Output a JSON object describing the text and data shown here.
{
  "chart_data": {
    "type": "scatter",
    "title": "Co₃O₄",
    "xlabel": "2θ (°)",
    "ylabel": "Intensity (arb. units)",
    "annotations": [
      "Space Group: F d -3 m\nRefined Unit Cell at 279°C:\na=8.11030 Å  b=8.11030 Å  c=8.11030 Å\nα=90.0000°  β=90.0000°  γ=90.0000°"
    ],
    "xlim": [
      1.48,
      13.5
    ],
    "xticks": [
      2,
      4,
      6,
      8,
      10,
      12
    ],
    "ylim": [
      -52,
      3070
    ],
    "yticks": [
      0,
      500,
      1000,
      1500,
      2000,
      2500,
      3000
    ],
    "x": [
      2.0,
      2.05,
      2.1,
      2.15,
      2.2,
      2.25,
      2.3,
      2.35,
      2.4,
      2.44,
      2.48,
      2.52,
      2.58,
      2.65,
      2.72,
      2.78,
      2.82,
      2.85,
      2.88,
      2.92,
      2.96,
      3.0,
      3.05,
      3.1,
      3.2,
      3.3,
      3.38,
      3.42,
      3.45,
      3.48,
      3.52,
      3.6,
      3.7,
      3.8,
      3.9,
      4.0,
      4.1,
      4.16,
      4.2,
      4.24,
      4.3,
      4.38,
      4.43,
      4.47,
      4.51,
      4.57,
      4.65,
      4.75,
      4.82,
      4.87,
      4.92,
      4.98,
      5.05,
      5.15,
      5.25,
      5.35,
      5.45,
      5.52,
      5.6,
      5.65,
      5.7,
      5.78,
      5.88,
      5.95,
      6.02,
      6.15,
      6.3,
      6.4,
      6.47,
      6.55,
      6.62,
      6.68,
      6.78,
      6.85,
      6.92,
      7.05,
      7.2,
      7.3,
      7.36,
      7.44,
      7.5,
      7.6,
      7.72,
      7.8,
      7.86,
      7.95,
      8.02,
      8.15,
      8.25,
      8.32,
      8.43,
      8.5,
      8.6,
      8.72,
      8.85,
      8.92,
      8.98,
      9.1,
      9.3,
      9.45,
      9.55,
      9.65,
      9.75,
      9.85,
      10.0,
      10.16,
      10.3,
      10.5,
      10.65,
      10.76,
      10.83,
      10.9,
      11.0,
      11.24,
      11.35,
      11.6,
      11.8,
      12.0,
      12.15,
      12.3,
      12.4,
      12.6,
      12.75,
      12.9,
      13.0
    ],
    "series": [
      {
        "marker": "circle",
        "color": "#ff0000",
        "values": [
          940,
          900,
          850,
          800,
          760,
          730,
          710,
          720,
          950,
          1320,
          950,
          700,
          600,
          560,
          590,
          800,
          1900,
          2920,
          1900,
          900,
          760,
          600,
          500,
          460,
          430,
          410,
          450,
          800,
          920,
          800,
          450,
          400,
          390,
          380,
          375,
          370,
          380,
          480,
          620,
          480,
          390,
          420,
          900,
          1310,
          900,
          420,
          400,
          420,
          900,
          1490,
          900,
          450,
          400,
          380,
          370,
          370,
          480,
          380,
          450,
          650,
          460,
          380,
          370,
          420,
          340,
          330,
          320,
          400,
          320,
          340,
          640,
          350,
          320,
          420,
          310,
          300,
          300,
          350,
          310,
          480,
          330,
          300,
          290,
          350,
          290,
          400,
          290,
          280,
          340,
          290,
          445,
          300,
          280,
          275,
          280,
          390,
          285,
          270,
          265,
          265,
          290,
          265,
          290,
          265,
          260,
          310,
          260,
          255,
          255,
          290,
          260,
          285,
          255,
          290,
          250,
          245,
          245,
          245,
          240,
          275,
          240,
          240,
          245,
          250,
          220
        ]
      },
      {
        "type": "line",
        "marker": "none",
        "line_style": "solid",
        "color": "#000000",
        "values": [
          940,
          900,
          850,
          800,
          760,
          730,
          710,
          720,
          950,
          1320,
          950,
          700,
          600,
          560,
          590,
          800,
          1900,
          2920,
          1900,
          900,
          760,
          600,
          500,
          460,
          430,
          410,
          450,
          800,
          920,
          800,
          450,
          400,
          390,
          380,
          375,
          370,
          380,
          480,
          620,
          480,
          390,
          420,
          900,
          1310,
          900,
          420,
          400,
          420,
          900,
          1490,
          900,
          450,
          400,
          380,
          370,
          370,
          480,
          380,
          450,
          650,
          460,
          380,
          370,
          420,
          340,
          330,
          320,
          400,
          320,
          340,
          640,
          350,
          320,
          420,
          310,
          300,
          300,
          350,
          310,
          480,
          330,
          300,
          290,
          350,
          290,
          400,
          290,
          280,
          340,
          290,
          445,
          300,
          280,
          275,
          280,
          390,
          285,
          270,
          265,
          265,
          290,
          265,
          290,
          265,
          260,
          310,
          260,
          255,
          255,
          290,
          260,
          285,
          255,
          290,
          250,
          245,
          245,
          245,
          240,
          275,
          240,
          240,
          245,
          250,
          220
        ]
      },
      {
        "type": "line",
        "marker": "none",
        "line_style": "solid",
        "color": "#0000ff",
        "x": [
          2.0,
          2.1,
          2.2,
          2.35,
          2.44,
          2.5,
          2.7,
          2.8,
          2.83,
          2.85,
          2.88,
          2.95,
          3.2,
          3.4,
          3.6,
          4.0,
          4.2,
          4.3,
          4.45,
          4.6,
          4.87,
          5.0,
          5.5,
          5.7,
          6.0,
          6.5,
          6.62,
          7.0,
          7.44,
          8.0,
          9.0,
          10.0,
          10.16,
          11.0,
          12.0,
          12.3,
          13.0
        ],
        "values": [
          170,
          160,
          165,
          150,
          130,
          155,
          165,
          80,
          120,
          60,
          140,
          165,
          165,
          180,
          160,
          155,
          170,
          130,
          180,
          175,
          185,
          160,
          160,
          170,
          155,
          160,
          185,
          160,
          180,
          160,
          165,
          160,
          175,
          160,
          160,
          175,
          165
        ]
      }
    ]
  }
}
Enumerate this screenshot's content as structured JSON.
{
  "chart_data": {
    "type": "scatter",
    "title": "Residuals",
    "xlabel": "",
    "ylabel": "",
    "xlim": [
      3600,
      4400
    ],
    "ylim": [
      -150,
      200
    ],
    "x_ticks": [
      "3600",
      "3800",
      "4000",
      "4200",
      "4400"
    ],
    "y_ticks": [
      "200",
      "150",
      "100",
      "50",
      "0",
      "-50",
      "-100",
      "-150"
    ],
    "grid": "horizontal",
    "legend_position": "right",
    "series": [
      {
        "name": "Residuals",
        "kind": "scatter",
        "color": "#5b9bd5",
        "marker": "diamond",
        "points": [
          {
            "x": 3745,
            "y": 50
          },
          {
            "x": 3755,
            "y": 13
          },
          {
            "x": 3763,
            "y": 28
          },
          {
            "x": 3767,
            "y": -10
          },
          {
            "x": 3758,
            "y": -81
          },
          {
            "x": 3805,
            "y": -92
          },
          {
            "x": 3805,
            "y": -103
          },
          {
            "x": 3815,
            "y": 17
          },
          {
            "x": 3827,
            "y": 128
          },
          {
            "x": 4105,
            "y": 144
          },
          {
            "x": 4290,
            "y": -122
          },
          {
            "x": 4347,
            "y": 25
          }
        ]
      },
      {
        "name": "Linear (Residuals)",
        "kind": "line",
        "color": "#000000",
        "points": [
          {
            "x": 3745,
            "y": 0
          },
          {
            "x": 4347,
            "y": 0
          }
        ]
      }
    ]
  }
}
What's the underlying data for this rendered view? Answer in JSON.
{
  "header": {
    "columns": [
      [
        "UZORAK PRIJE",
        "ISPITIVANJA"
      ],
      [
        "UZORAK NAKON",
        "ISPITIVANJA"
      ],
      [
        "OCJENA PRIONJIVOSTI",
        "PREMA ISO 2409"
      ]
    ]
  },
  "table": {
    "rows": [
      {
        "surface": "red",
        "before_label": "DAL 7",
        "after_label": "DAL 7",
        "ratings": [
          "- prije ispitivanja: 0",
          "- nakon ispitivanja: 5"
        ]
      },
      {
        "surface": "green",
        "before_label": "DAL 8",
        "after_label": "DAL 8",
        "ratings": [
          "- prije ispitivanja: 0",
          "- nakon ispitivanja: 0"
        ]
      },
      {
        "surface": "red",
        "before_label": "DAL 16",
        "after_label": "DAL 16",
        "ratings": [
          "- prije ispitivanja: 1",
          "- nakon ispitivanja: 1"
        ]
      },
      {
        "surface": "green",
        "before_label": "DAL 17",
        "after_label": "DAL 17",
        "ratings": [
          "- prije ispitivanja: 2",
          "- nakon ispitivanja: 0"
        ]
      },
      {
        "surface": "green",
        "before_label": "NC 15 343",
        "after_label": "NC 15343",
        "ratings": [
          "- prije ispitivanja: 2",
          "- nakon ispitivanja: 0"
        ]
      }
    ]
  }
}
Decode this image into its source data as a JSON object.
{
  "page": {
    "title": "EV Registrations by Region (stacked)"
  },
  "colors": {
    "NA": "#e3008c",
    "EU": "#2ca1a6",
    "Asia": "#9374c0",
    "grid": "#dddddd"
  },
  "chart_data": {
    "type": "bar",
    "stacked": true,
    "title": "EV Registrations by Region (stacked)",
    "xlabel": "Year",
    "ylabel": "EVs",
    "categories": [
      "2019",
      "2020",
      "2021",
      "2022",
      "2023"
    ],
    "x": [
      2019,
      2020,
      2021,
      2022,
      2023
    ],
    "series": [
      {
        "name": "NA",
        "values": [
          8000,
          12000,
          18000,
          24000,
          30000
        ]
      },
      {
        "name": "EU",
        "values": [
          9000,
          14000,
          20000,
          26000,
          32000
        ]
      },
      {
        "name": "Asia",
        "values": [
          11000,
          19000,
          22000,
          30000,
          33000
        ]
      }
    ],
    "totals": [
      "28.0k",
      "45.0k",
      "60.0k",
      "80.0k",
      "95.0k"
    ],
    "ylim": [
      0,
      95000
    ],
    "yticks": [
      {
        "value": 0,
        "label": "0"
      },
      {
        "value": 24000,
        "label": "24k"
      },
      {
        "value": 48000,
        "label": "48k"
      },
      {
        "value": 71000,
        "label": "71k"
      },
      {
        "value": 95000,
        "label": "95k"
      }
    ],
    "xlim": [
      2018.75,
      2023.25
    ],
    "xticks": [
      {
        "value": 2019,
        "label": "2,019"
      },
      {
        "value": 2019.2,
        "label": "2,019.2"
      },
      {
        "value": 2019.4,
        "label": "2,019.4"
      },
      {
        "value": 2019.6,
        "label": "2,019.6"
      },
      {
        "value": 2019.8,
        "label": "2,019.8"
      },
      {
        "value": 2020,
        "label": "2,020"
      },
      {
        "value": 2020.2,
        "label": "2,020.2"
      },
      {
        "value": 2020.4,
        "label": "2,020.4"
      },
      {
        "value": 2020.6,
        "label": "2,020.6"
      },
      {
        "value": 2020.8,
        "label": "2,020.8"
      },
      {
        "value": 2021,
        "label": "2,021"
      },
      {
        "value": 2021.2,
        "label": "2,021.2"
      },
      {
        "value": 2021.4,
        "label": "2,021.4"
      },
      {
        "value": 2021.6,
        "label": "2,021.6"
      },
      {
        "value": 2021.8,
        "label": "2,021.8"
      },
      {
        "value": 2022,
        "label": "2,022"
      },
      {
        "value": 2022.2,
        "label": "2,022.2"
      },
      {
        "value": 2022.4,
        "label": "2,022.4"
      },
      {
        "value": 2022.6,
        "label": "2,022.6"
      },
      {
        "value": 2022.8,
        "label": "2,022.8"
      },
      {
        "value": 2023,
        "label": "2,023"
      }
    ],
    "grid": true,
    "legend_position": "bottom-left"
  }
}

· · ·

Brief:
Your task is to collect every line above that contains the word "stacked".

The completed task:
    "title": "EV Registrations by Region (stacked)"
    "stacked": true,
    "title": "EV Registrations by Region (stacked)",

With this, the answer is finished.